Records from a dataset:
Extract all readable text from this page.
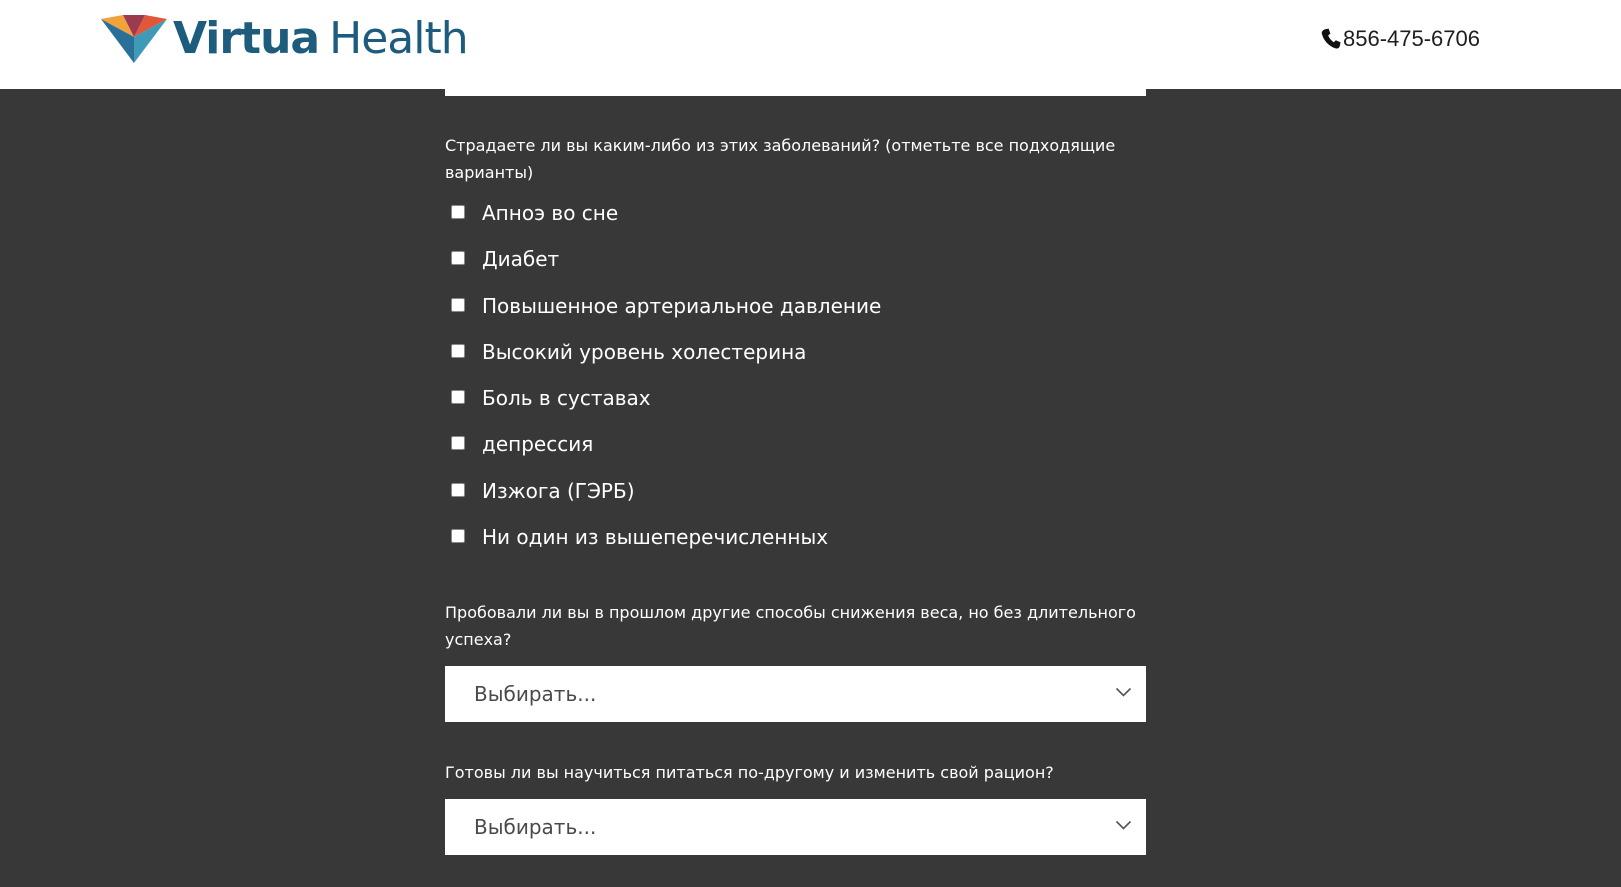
Virtua Health	856-475-6706

Страдаете ли вы каким-либо из этих заболеваний? (отметьте все подходящие варианты)

Апноэ во сне
Диабет
Повышенное артериальное давление
Высокий уровень холестерина
Боль в суставах
депрессия
Изжога (ГЭРБ)
Ни один из вышеперечисленных

Пробовали ли вы в прошлом другие способы снижения веса, но без длительного успеха?

Выбирать...

Готовы ли вы научиться питаться по-другому и изменить свой рацион?

Выбирать...
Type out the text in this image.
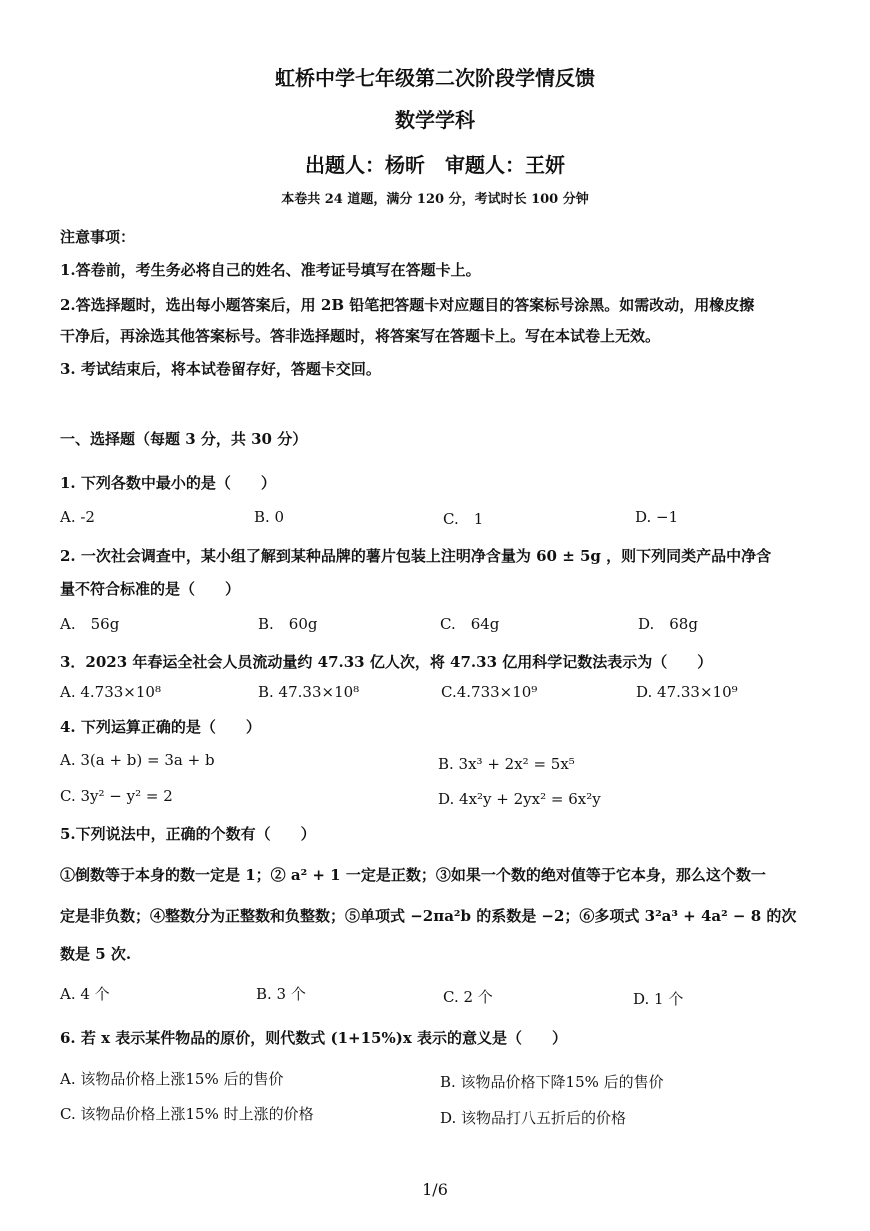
虹桥中学七年级第二次阶段学情反馈
数学学科
出题人：杨昕　审题人：王妍
本卷共 24 道题，满分 120 分，考试时长 100 分钟
注意事项：
1.答卷前，考生务必将自己的姓名、准考证号填写在答题卡上。
2.答选择题时，选出每小题答案后，用 2B 铅笔把答题卡对应题目的答案标号涂黑。如需改动，用橡皮擦
干净后，再涂选其他答案标号。答非选择题时，将答案写在答题卡上。写在本试卷上无效。
3. 考试结束后，将本试卷留存好，答题卡交回。
一、选择题（每题 3 分，共 30 分）
1. 下列各数中最小的是（　　）
A. -2	B. 0	C.　1	D. −1
2. 一次社会调查中，某小组了解到某种品牌的薯片包装上注明净含量为 60 ± 5g ，则下列同类产品中净含
量不符合标准的是（　　）
A.　56g	B.　60g	C.　64g	D.　68g
3．2023 年春运全社会人员流动量约 47.33 亿人次，将 47.33 亿用科学记数法表示为（　　）
A. 4.733×10⁸	B. 47.33×10⁸	C.4.733×10⁹	D. 47.33×10⁹
4. 下列运算正确的是（　　）
A. 3(a + b) = 3a + b	B. 3x³ + 2x² = 5x⁵
C. 3y² − y² = 2	D. 4x²y + 2yx² = 6x²y
5.下列说法中，正确的个数有（　　）
①倒数等于本身的数一定是 1；② a² + 1 一定是正数；③如果一个数的绝对值等于它本身，那么这个数一
定是非负数；④整数分为正整数和负整数；⑤单项式 −2πa²b 的系数是 −2；⑥多项式 3²a³ + 4a² − 8 的次
数是 5 次.
A. 4 个	B. 3 个	C. 2 个	D. 1 个
6. 若 x 表示某件物品的原价，则代数式 (1+15%)x 表示的意义是（　　）
A. 该物品价格上涨15% 后的售价	B. 该物品价格下降15% 后的售价
C. 该物品价格上涨15% 时上涨的价格	D. 该物品打八五折后的价格
1/6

WHAT THE TASK ASKS:
Copy out every line in the listing where the word "text" appears.

SOLVED PROBLEM:
Extract all readable text from this page.
Type out the text in this image.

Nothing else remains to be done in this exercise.